● **YOUR GOAL**
Here are records with pictures in them. Copy all of them exactly and leave the pictures out.

● **LISTING**
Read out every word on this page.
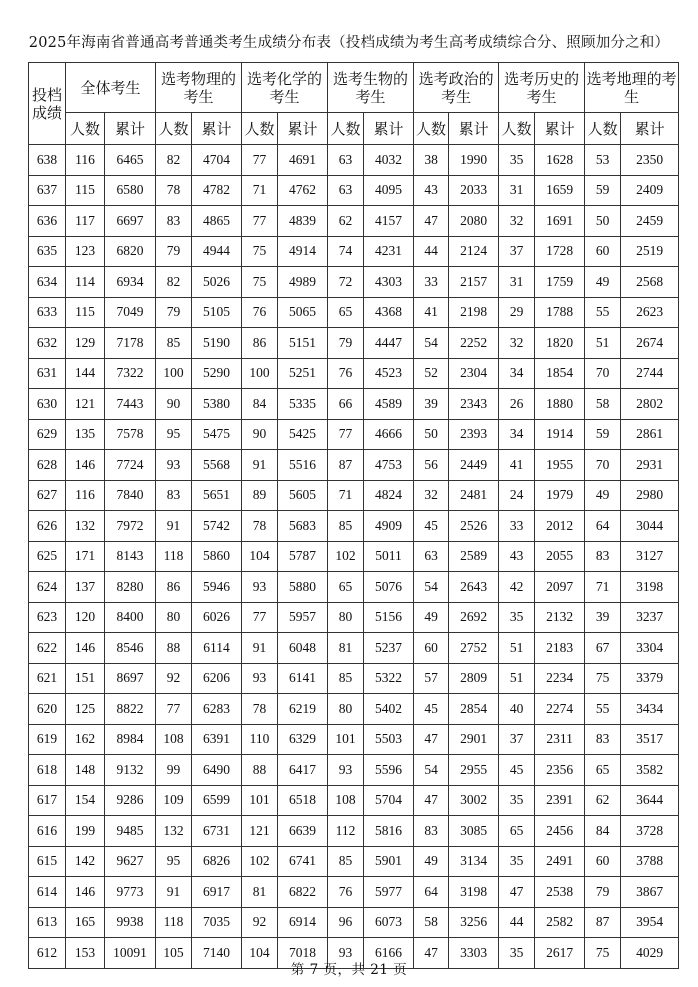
2025年海南省普通高考普通类考生成绩分布表（投档成绩为考生高考成绩综合分、照顾加分之和）
投档成绩	全体考生		选考物理的考生		选考化学的考生		选考生物的考生		选考政治的考生		选考历史的考生		选考地理的考生	
	人数	累计	人数	累计	人数	累计	人数	累计	人数	累计	人数	累计	人数	累计
638	116	6465	82	4704	77	4691	63	4032	38	1990	35	1628	53	2350
637	115	6580	78	4782	71	4762	63	4095	43	2033	31	1659	59	2409
636	117	6697	83	4865	77	4839	62	4157	47	2080	32	1691	50	2459
635	123	6820	79	4944	75	4914	74	4231	44	2124	37	1728	60	2519
634	114	6934	82	5026	75	4989	72	4303	33	2157	31	1759	49	2568
633	115	7049	79	5105	76	5065	65	4368	41	2198	29	1788	55	2623
632	129	7178	85	5190	86	5151	79	4447	54	2252	32	1820	51	2674
631	144	7322	100	5290	100	5251	76	4523	52	2304	34	1854	70	2744
630	121	7443	90	5380	84	5335	66	4589	39	2343	26	1880	58	2802
629	135	7578	95	5475	90	5425	77	4666	50	2393	34	1914	59	2861
628	146	7724	93	5568	91	5516	87	4753	56	2449	41	1955	70	2931
627	116	7840	83	5651	89	5605	71	4824	32	2481	24	1979	49	2980
626	132	7972	91	5742	78	5683	85	4909	45	2526	33	2012	64	3044
625	171	8143	118	5860	104	5787	102	5011	63	2589	43	2055	83	3127
624	137	8280	86	5946	93	5880	65	5076	54	2643	42	2097	71	3198
623	120	8400	80	6026	77	5957	80	5156	49	2692	35	2132	39	3237
622	146	8546	88	6114	91	6048	81	5237	60	2752	51	2183	67	3304
621	151	8697	92	6206	93	6141	85	5322	57	2809	51	2234	75	3379
620	125	8822	77	6283	78	6219	80	5402	45	2854	40	2274	55	3434
619	162	8984	108	6391	110	6329	101	5503	47	2901	37	2311	83	3517
618	148	9132	99	6490	88	6417	93	5596	54	2955	45	2356	65	3582
617	154	9286	109	6599	101	6518	108	5704	47	3002	35	2391	62	3644
616	199	9485	132	6731	121	6639	112	5816	83	3085	65	2456	84	3728
615	142	9627	95	6826	102	6741	85	5901	49	3134	35	2491	60	3788
614	146	9773	91	6917	81	6822	76	5977	64	3198	47	2538	79	3867
613	165	9938	118	7035	92	6914	96	6073	58	3256	44	2582	87	3954
612	153	10091	105	7140	104	7018	93	6166	47	3303	35	2617	75	4029
第 7 页，共 21 页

● **CORRECT RESPONSE**
Read out every word on this page.
2025年海南省普通高考普通类考生成绩分布表（投档成绩为考生高考成绩综合分、照顾加分之和）
投档成绩	全体考生		选考物理的考生		选考化学的考生		选考生物的考生		选考政治的考生		选考历史的考生		选考地理的考生	
	人数	累计	人数	累计	人数	累计	人数	累计	人数	累计	人数	累计	人数	累计
638	116	6465	82	4704	77	4691	63	4032	38	1990	35	1628	53	2350
637	115	6580	78	4782	71	4762	63	4095	43	2033	31	1659	59	2409
636	117	6697	83	4865	77	4839	62	4157	47	2080	32	1691	50	2459
635	123	6820	79	4944	75	4914	74	4231	44	2124	37	1728	60	2519
634	114	6934	82	5026	75	4989	72	4303	33	2157	31	1759	49	2568
633	115	7049	79	5105	76	5065	65	4368	41	2198	29	1788	55	2623
632	129	7178	85	5190	86	5151	79	4447	54	2252	32	1820	51	2674
631	144	7322	100	5290	100	5251	76	4523	52	2304	34	1854	70	2744
630	121	7443	90	5380	84	5335	66	4589	39	2343	26	1880	58	2802
629	135	7578	95	5475	90	5425	77	4666	50	2393	34	1914	59	2861
628	146	7724	93	5568	91	5516	87	4753	56	2449	41	1955	70	2931
627	116	7840	83	5651	89	5605	71	4824	32	2481	24	1979	49	2980
626	132	7972	91	5742	78	5683	85	4909	45	2526	33	2012	64	3044
625	171	8143	118	5860	104	5787	102	5011	63	2589	43	2055	83	3127
624	137	8280	86	5946	93	5880	65	5076	54	2643	42	2097	71	3198
623	120	8400	80	6026	77	5957	80	5156	49	2692	35	2132	39	3237
622	146	8546	88	6114	91	6048	81	5237	60	2752	51	2183	67	3304
621	151	8697	92	6206	93	6141	85	5322	57	2809	51	2234	75	3379
620	125	8822	77	6283	78	6219	80	5402	45	2854	40	2274	55	3434
619	162	8984	108	6391	110	6329	101	5503	47	2901	37	2311	83	3517
618	148	9132	99	6490	88	6417	93	5596	54	2955	45	2356	65	3582
617	154	9286	109	6599	101	6518	108	5704	47	3002	35	2391	62	3644
616	199	9485	132	6731	121	6639	112	5816	83	3085	65	2456	84	3728
615	142	9627	95	6826	102	6741	85	5901	49	3134	35	2491	60	3788
614	146	9773	91	6917	81	6822	76	5977	64	3198	47	2538	79	3867
613	165	9938	118	7035	92	6914	96	6073	58	3256	44	2582	87	3954
612	153	10091	105	7140	104	7018	93	6166	47	3303	35	2617	75	4029
第 7 页，共 21 页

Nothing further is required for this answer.